## Aim of the exercise
Output the material below in full, exactly as it is.

## Provided records
□ □ □

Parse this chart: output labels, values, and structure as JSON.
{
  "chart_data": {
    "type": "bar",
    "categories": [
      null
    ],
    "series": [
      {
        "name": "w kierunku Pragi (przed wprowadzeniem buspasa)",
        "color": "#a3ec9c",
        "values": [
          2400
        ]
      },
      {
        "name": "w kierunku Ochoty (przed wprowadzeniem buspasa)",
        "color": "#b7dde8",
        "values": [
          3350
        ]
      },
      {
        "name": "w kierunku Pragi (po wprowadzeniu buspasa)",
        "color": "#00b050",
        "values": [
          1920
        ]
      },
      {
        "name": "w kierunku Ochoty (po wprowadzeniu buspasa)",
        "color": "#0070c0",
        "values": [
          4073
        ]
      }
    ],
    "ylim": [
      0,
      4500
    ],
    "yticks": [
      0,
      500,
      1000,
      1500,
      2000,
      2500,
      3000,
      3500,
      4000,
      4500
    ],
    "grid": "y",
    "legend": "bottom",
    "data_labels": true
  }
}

□ □ □

## Response for this exercise
Parse this chart: output labels, values, and structure as JSON.
{
  "chart_data": {
    "type": "bar",
    "categories": [
      null
    ],
    "series": [
      {
        "name": "w kierunku Pragi (przed wprowadzeniem buspasa)",
        "color": "#a3ec9c",
        "values": [
          2400
        ]
      },
      {
        "name": "w kierunku Ochoty (przed wprowadzeniem buspasa)",
        "color": "#b7dde8",
        "values": [
          3350
        ]
      },
      {
        "name": "w kierunku Pragi (po wprowadzeniu buspasa)",
        "color": "#00b050",
        "values": [
          1920
        ]
      },
      {
        "name": "w kierunku Ochoty (po wprowadzeniu buspasa)",
        "color": "#0070c0",
        "values": [
          4073
        ]
      }
    ],
    "ylim": [
      0,
      4500
    ],
    "yticks": [
      0,
      500,
      1000,
      1500,
      2000,
      2500,
      3000,
      3500,
      4000,
      4500
    ],
    "grid": "y",
    "legend": "bottom",
    "data_labels": true
  }
}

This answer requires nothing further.